* **DATASET**:

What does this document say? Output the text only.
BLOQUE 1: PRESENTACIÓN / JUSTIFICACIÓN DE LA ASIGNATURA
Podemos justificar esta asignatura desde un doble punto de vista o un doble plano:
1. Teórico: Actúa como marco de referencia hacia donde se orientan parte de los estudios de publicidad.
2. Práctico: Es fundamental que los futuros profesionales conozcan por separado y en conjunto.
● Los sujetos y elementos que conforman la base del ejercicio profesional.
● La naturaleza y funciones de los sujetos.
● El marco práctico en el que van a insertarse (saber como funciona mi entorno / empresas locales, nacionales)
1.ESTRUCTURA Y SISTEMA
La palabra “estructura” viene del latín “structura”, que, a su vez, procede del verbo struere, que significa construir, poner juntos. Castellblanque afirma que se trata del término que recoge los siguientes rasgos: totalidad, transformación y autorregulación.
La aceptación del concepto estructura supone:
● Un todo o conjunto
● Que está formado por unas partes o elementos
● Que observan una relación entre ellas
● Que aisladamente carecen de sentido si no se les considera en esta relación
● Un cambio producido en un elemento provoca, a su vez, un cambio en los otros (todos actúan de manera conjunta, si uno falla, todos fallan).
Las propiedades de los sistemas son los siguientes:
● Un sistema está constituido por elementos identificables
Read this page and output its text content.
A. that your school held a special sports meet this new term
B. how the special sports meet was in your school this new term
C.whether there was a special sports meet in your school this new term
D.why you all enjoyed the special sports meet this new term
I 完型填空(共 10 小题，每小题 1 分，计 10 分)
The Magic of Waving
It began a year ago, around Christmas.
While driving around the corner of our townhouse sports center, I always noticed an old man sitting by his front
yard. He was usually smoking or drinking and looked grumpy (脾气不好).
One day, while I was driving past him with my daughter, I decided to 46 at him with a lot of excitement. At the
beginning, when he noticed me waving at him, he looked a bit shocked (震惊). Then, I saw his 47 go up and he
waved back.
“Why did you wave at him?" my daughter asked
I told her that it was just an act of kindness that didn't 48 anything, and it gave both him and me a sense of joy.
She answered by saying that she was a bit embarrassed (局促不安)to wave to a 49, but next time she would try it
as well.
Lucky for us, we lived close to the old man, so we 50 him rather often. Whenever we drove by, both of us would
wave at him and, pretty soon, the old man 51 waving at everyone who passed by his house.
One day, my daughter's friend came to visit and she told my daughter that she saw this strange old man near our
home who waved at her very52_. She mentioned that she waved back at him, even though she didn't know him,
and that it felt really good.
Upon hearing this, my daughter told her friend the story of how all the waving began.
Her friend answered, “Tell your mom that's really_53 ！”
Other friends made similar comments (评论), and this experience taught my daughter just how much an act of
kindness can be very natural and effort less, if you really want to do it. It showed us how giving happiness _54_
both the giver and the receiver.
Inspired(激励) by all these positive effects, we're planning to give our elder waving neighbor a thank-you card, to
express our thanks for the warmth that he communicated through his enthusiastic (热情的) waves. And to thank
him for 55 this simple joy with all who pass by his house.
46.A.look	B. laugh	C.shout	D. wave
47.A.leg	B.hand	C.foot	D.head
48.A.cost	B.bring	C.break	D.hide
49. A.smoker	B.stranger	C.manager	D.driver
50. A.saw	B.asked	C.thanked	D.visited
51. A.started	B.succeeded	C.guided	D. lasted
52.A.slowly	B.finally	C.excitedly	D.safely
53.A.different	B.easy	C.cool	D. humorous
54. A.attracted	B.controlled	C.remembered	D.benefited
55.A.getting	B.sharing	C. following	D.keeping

* **EXERCISE DIRECTIONS**: Write out all the data again, exactly as it appears.

* **EXERCISE RESULT**:
What does this document say? Output the text only.
BLOQUE 1: PRESENTACIÓN / JUSTIFICACIÓN DE LA ASIGNATURA
Podemos justificar esta asignatura desde un doble punto de vista o un doble plano:
1. Teórico: Actúa como marco de referencia hacia donde se orientan parte de los estudios de publicidad.
2. Práctico: Es fundamental que los futuros profesionales conozcan por separado y en conjunto.
● Los sujetos y elementos que conforman la base del ejercicio profesional.
● La naturaleza y funciones de los sujetos.
● El marco práctico en el que van a insertarse (saber como funciona mi entorno / empresas locales, nacionales)
1.ESTRUCTURA Y SISTEMA
La palabra “estructura” viene del latín “structura”, que, a su vez, procede del verbo struere, que significa construir, poner juntos. Castellblanque afirma que se trata del término que recoge los siguientes rasgos: totalidad, transformación y autorregulación.
La aceptación del concepto estructura supone:
● Un todo o conjunto
● Que está formado por unas partes o elementos
● Que observan una relación entre ellas
● Que aisladamente carecen de sentido si no se les considera en esta relación
● Un cambio producido en un elemento provoca, a su vez, un cambio en los otros (todos actúan de manera conjunta, si uno falla, todos fallan).
Las propiedades de los sistemas son los siguientes:
● Un sistema está constituido por elementos identificables
Read this page and output its text content.
A. that your school held a special sports meet this new term
B. how the special sports meet was in your school this new term
C.whether there was a special sports meet in your school this new term
D.why you all enjoyed the special sports meet this new term
I 完型填空(共 10 小题，每小题 1 分，计 10 分)
The Magic of Waving
It began a year ago, around Christmas.
While driving around the corner of our townhouse sports center, I always noticed an old man sitting by his front
yard. He was usually smoking or drinking and looked grumpy (脾气不好).
One day, while I was driving past him with my daughter, I decided to 46 at him with a lot of excitement. At the
beginning, when he noticed me waving at him, he looked a bit shocked (震惊). Then, I saw his 47 go up and he
waved back.
“Why did you wave at him?" my daughter asked
I told her that it was just an act of kindness that didn't 48 anything, and it gave both him and me a sense of joy.
She answered by saying that she was a bit embarrassed (局促不安)to wave to a 49, but next time she would try it
as well.
Lucky for us, we lived close to the old man, so we 50 him rather often. Whenever we drove by, both of us would
wave at him and, pretty soon, the old man 51 waving at everyone who passed by his house.
One day, my daughter's friend came to visit and she told my daughter that she saw this strange old man near our
home who waved at her very52_. She mentioned that she waved back at him, even though she didn't know him,
and that it felt really good.
Upon hearing this, my daughter told her friend the story of how all the waving began.
Her friend answered, “Tell your mom that's really_53 ！”
Other friends made similar comments (评论), and this experience taught my daughter just how much an act of
kindness can be very natural and effort less, if you really want to do it. It showed us how giving happiness _54_
both the giver and the receiver.
Inspired(激励) by all these positive effects, we're planning to give our elder waving neighbor a thank-you card, to
express our thanks for the warmth that he communicated through his enthusiastic (热情的) waves. And to thank
him for 55 this simple joy with all who pass by his house.
46.A.look	B. laugh	C.shout	D. wave
47.A.leg	B.hand	C.foot	D.head
48.A.cost	B.bring	C.break	D.hide
49. A.smoker	B.stranger	C.manager	D.driver
50. A.saw	B.asked	C.thanked	D.visited
51. A.started	B.succeeded	C.guided	D. lasted
52.A.slowly	B.finally	C.excitedly	D.safely
53.A.different	B.easy	C.cool	D. humorous
54. A.attracted	B.controlled	C.remembered	D.benefited
55.A.getting	B.sharing	C. following	D.keeping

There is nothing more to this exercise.